Report all lines from the entries below in which "history" appears.

#### GIVEN ENTRIES

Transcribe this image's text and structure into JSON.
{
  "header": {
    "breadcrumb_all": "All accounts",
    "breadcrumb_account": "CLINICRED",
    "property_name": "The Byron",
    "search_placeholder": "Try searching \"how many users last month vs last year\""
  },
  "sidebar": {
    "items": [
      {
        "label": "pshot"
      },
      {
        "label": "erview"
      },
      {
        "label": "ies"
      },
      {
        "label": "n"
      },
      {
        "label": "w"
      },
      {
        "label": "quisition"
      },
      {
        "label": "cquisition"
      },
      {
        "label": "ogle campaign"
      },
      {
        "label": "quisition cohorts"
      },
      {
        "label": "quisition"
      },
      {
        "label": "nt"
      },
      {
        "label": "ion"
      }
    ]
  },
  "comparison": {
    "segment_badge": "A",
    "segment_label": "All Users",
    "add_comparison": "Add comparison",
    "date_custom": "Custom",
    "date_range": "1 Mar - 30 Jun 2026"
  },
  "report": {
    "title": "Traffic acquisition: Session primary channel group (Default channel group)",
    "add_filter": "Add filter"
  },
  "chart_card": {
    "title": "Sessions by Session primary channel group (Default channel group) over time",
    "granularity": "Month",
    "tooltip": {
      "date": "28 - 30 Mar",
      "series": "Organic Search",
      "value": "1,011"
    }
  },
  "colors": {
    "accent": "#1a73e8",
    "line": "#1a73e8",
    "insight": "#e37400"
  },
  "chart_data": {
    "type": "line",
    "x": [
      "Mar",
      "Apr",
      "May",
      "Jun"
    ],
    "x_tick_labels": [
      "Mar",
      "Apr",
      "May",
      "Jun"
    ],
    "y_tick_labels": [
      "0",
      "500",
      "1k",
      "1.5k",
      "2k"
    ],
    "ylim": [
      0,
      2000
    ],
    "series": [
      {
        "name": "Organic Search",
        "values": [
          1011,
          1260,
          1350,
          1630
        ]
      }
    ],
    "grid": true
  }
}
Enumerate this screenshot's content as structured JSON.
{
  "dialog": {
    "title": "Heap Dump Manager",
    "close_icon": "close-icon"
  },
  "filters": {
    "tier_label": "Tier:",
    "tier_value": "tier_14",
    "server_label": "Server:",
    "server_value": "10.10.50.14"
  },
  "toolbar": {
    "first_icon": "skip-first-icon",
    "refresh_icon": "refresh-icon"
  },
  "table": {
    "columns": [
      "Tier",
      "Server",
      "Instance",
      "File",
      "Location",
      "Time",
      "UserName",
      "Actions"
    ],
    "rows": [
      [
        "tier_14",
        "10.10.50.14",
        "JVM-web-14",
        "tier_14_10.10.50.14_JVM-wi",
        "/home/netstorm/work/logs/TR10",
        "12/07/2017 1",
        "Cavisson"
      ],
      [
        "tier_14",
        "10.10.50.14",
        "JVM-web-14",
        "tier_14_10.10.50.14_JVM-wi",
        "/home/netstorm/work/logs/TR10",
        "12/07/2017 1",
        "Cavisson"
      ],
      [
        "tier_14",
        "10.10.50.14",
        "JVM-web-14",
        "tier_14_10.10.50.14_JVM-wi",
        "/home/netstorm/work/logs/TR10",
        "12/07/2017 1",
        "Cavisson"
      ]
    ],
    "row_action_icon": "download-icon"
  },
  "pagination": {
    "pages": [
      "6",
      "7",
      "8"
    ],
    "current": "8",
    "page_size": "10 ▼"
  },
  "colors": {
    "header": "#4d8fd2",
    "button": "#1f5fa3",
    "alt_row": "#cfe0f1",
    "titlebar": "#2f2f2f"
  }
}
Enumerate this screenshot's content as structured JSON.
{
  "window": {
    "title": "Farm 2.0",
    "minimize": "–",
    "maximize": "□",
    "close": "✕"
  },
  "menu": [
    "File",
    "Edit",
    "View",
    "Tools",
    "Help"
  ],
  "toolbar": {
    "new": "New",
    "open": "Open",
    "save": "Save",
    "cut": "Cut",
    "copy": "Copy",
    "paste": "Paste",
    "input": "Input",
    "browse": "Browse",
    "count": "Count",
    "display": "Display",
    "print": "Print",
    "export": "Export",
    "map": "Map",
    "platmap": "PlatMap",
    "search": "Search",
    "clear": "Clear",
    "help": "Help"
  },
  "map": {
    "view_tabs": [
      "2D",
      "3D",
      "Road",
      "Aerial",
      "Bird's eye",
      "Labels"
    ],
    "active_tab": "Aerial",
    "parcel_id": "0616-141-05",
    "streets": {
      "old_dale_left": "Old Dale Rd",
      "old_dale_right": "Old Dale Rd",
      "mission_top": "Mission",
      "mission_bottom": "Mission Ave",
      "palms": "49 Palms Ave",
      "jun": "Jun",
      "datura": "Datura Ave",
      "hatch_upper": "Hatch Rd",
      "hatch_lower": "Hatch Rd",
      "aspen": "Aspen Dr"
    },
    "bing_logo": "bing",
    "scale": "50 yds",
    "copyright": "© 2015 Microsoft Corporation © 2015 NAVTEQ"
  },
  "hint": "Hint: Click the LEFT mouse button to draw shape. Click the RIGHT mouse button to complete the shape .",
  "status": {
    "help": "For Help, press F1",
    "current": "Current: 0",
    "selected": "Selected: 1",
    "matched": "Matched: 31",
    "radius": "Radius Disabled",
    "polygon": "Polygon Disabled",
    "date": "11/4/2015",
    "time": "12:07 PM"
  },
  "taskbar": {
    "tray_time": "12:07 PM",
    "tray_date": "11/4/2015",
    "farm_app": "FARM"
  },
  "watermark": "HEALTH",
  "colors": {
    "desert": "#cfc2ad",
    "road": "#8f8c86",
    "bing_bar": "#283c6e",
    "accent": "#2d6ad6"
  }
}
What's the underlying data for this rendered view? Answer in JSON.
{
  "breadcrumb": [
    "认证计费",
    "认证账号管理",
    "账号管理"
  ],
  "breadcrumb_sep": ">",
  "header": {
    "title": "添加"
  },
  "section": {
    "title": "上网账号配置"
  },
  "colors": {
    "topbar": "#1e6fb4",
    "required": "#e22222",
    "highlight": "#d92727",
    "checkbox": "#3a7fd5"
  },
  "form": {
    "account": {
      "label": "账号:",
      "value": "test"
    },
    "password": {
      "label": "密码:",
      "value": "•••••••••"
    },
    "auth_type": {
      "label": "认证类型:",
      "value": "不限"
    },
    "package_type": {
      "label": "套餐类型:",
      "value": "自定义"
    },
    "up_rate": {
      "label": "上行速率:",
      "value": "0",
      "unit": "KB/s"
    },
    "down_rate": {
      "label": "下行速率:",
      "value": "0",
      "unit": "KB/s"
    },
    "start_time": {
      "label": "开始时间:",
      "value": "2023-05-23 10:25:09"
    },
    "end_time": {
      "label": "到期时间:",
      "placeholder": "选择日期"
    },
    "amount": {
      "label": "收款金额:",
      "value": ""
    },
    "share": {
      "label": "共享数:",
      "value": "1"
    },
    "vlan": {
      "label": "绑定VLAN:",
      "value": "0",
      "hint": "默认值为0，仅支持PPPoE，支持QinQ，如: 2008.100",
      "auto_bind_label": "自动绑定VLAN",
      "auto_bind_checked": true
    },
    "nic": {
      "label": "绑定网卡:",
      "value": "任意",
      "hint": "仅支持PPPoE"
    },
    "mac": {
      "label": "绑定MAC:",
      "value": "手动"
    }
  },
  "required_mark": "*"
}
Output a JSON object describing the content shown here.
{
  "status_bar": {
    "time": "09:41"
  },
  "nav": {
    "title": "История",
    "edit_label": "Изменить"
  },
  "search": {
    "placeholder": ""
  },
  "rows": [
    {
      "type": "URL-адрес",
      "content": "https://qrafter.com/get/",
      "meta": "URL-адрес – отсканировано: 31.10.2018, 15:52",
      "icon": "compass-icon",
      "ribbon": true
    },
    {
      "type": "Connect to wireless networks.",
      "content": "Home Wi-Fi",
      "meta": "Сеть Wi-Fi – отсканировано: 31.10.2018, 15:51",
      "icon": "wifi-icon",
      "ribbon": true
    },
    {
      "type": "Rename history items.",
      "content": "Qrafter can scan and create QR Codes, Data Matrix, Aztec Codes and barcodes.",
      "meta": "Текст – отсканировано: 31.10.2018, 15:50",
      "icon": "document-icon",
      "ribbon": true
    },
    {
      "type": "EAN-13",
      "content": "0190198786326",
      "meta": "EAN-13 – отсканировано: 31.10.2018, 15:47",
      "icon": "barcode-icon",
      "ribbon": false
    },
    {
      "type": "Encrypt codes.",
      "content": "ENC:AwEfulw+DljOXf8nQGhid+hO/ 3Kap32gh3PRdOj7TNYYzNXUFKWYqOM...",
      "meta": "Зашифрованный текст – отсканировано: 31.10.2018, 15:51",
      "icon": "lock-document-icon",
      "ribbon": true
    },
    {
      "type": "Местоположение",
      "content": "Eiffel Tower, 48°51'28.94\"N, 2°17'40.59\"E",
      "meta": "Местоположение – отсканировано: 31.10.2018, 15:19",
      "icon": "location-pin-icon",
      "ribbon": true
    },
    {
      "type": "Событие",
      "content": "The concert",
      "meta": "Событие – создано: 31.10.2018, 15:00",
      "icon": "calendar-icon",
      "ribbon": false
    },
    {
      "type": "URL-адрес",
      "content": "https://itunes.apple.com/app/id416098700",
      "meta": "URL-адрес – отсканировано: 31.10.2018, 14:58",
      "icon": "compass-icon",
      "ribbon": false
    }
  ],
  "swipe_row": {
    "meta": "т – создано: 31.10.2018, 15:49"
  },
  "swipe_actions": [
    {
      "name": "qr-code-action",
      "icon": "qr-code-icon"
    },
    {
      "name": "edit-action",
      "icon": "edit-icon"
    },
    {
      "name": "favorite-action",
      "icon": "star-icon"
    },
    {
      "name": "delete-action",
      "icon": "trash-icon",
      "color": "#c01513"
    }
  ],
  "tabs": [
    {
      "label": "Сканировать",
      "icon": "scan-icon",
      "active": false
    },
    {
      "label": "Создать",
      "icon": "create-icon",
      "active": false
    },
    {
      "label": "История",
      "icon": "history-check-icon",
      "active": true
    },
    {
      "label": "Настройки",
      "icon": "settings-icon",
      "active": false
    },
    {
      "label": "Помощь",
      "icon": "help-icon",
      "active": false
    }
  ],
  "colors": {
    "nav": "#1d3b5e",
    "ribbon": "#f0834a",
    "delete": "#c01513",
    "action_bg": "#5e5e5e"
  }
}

########

### REPLY
      "type": "Rename history items.",
      "icon": "history-check-icon",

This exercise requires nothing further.